## Exercise goal:
Identify the lines bearing the string "предварительно" and gather them.

## Data extract:
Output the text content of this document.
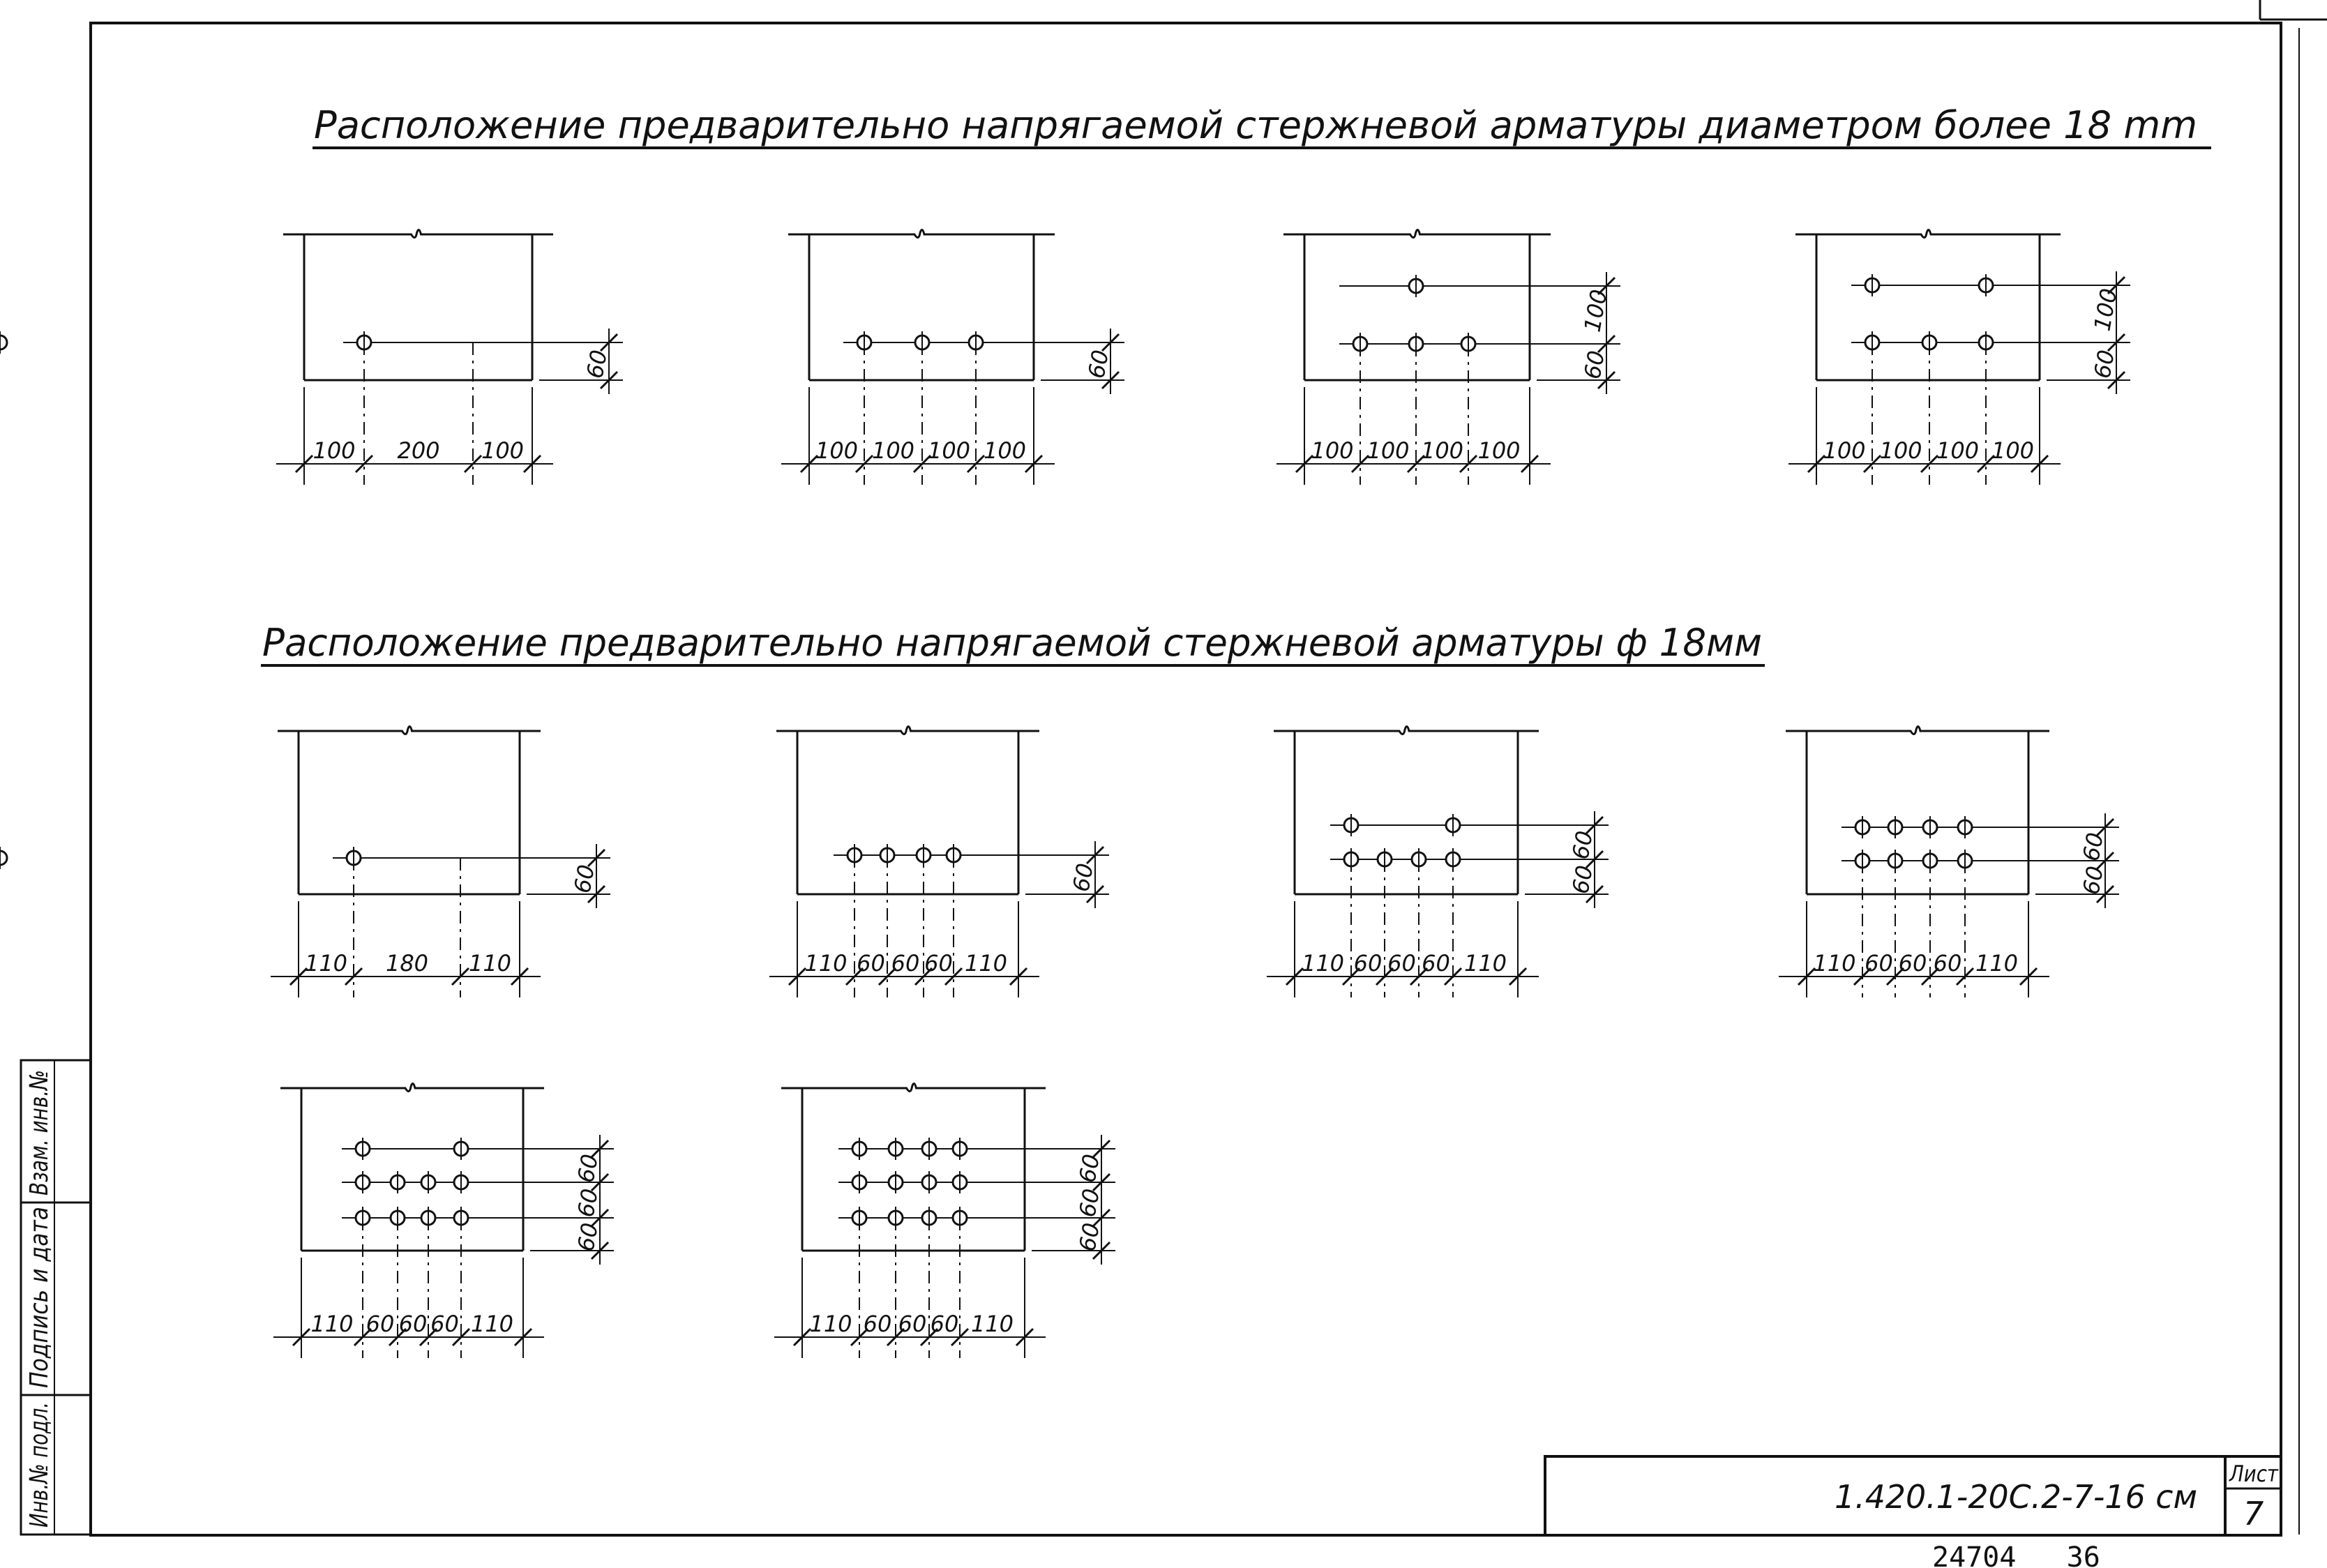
Расположение предварительно напрягаемой стержневой арматуры диаметром более 18 mm
Расположение предварительно напрягаемой стержневой арматуры ф 18мм
60
100 200 100
60
100 100 100 100
60
100
100 100 100 100
60
100
100 100 100 100
60
110 180 110
60
110 60 60 60 110
60
60
110 60 60 60 110
60
60
110 60 60 60 110
60
60
60
110 60 60 60 110
60
60
60
110 60 60 60 110
Инв.№ подл.
Подпись и дата
Взам. инв.№
1.420.1-20С.2-7-16 см
Лист
7
24704   36
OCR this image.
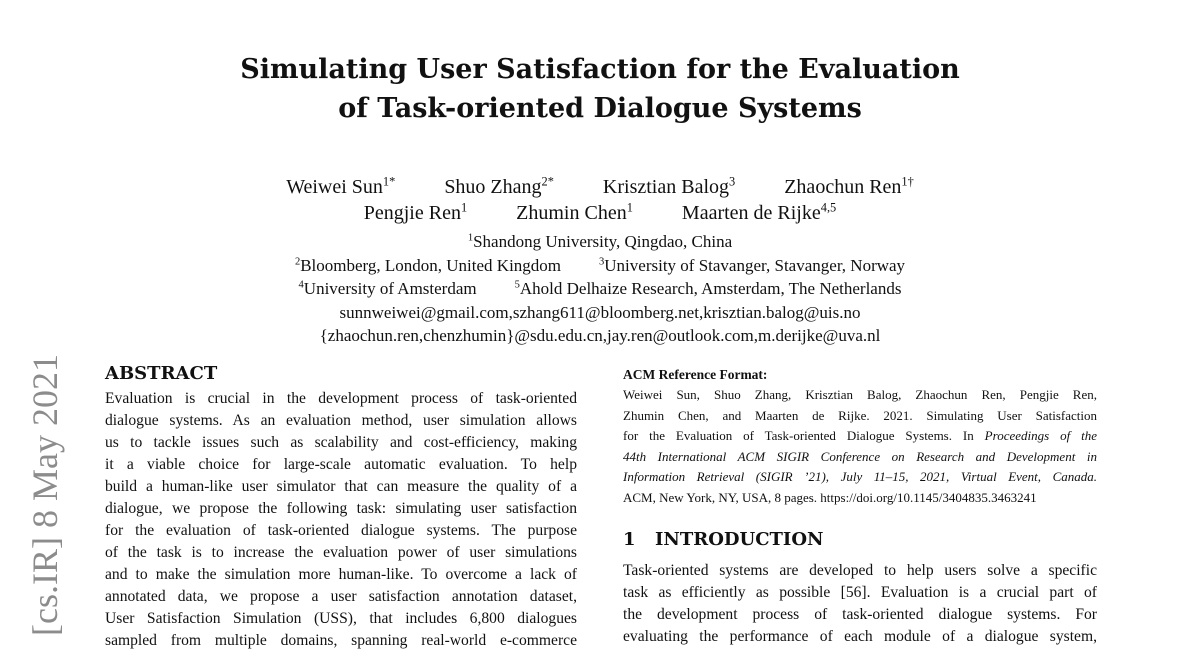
[cs.IR] 8 May 2021
Simulating User Satisfaction for the Evaluation
of Task-oriented Dialogue Systems
Weiwei Sun$^{1*}$ Shuo Zhang$^{2*}$ Krisztian Balog$^3$ Zhaochun Ren$^{1\dagger}$
Pengjie Ren$^1$ Zhumin Chen$^1$ Maarten de Rijke$^{4,5}$
$^1$Shandong University, Qingdao, China
$^2$Bloomberg, London, United Kingdom	$^3$University of Stavanger, Stavanger, Norway
$^4$University of Amsterdam	$^5$Ahold Delhaize Research, Amsterdam, The Netherlands
sunnweiwei@gmail.com,szhang611@bloomberg.net,krisztian.balog@uis.no
{zhaochun.ren,chenzhumin}@sdu.edu.cn,jay.ren@outlook.com,m.derijke@uva.nl
ABSTRACT
Evaluation is crucial in the development process of task-oriented
dialogue systems. As an evaluation method, user simulation allows
us to tackle issues such as scalability and cost-efficiency, making
it a viable choice for large-scale automatic evaluation. To help
build a human-like user simulator that can measure the quality of a
dialogue, we propose the following task: simulating user satisfaction
for the evaluation of task-oriented dialogue systems. The purpose
of the task is to increase the evaluation power of user simulations
and to make the simulation more human-like. To overcome a lack of
annotated data, we propose a user satisfaction annotation dataset,
User Satisfaction Simulation (USS), that includes 6,800 dialogues
sampled from multiple domains, spanning real-world e-commerce
ACM Reference Format:
Weiwei Sun, Shuo Zhang, Krisztian Balog, Zhaochun Ren, Pengjie Ren,
Zhumin Chen, and Maarten de Rijke. 2021. Simulating User Satisfaction
for the Evaluation of Task-oriented Dialogue Systems. In Proceedings of the
44th International ACM SIGIR Conference on Research and Development in
Information Retrieval (SIGIR ’21), July 11–15, 2021, Virtual Event, Canada.
ACM, New York, NY, USA, 8 pages. https://doi.org/10.1145/3404835.3463241
1 INTRODUCTION
Task-oriented systems are developed to help users solve a specific
task as efficiently as possible [56]. Evaluation is a crucial part of
the development process of task-oriented dialogue systems. For
evaluating the performance of each module of a dialogue system,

## Written solution:
Расположение предварительно напрягаемой стержневой арматуры диаметром более 18 mm
Расположение предварительно напрягаемой стержневой арматуры ф 18мм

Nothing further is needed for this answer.